> _Provided records_
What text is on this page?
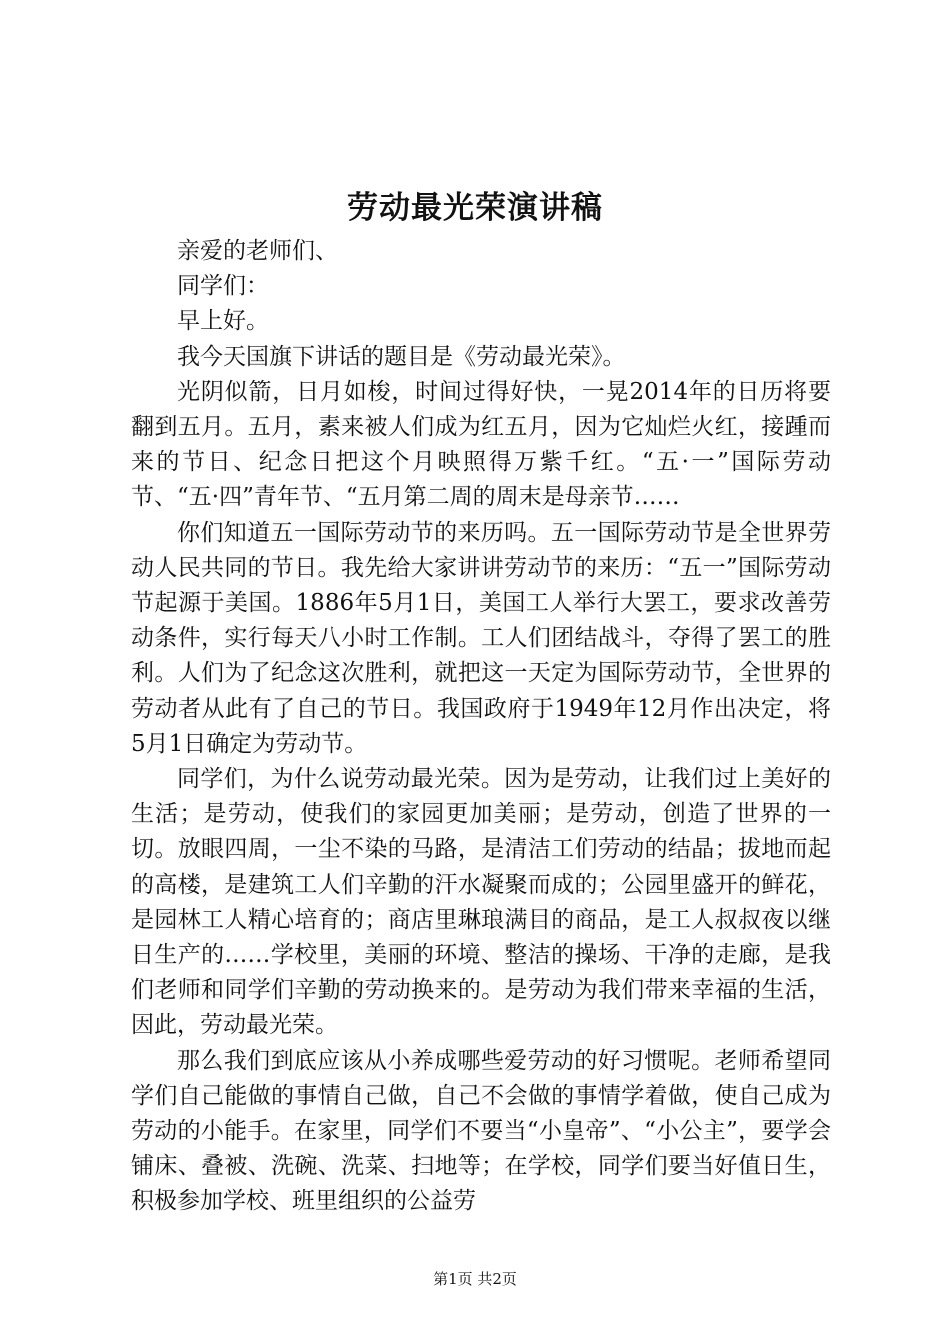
劳动最光荣演讲稿

亲爱的老师们、

同学们：

早上好。

我今天国旗下讲话的题目是《劳动最光荣》。

光阴似箭，日月如梭，时间过得好快，一晃2014年的日历将要翻到五月。五月，素来被人们成为红五月，因为它灿烂火红，接踵而来的节日、纪念日把这个月映照得万紫千红。“五·一”国际劳动节、“五·四”青年节、“五月第二周的周末是母亲节……

你们知道五一国际劳动节的来历吗。五一国际劳动节是全世界劳动人民共同的节日。我先给大家讲讲劳动节的来历：“五一”国际劳动节起源于美国。1886年5月1日，美国工人举行大罢工，要求改善劳动条件，实行每天八小时工作制。工人们团结战斗，夺得了罢工的胜利。人们为了纪念这次胜利，就把这一天定为国际劳动节，全世界的劳动者从此有了自己的节日。我国政府于1949年12月作出决定，将5月1日确定为劳动节。

同学们，为什么说劳动最光荣。因为是劳动，让我们过上美好的生活；是劳动，使我们的家园更加美丽；是劳动，创造了世界的一切。放眼四周，一尘不染的马路，是清洁工们劳动的结晶；拔地而起的高楼，是建筑工人们辛勤的汗水凝聚而成的；公园里盛开的鲜花，是园林工人精心培育的；商店里琳琅满目的商品，是工人叔叔夜以继日生产的……学校里，美丽的环境、整洁的操场、干净的走廊，是我们老师和同学们辛勤的劳动换来的。是劳动为我们带来幸福的生活，因此，劳动最光荣。

那么我们到底应该从小养成哪些爱劳动的好习惯呢。老师希望同学们自己能做的事情自己做，自己不会做的事情学着做，使自己成为劳动的小能手。在家里，同学们不要当“小皇帝”、“小公主”，要学会铺床、叠被、洗碗、洗菜、扫地等；在学校，同学们要当好值日生，积极参加学校、班里组织的公益劳

第1页 共2页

> _Your instructions_
From the material above, reproduce everything verbatim except the pictures.

> _Written solution_
What text is on this page?
劳动最光荣演讲稿

亲爱的老师们、

同学们：

早上好。

我今天国旗下讲话的题目是《劳动最光荣》。

光阴似箭，日月如梭，时间过得好快，一晃2014年的日历将要翻到五月。五月，素来被人们成为红五月，因为它灿烂火红，接踵而来的节日、纪念日把这个月映照得万紫千红。“五·一”国际劳动节、“五·四”青年节、“五月第二周的周末是母亲节……

你们知道五一国际劳动节的来历吗。五一国际劳动节是全世界劳动人民共同的节日。我先给大家讲讲劳动节的来历：“五一”国际劳动节起源于美国。1886年5月1日，美国工人举行大罢工，要求改善劳动条件，实行每天八小时工作制。工人们团结战斗，夺得了罢工的胜利。人们为了纪念这次胜利，就把这一天定为国际劳动节，全世界的劳动者从此有了自己的节日。我国政府于1949年12月作出决定，将5月1日确定为劳动节。

同学们，为什么说劳动最光荣。因为是劳动，让我们过上美好的生活；是劳动，使我们的家园更加美丽；是劳动，创造了世界的一切。放眼四周，一尘不染的马路，是清洁工们劳动的结晶；拔地而起的高楼，是建筑工人们辛勤的汗水凝聚而成的；公园里盛开的鲜花，是园林工人精心培育的；商店里琳琅满目的商品，是工人叔叔夜以继日生产的……学校里，美丽的环境、整洁的操场、干净的走廊，是我们老师和同学们辛勤的劳动换来的。是劳动为我们带来幸福的生活，因此，劳动最光荣。

那么我们到底应该从小养成哪些爱劳动的好习惯呢。老师希望同学们自己能做的事情自己做，自己不会做的事情学着做，使自己成为劳动的小能手。在家里，同学们不要当“小皇帝”、“小公主”，要学会铺床、叠被、洗碗、洗菜、扫地等；在学校，同学们要当好值日生，积极参加学校、班里组织的公益劳

第1页 共2页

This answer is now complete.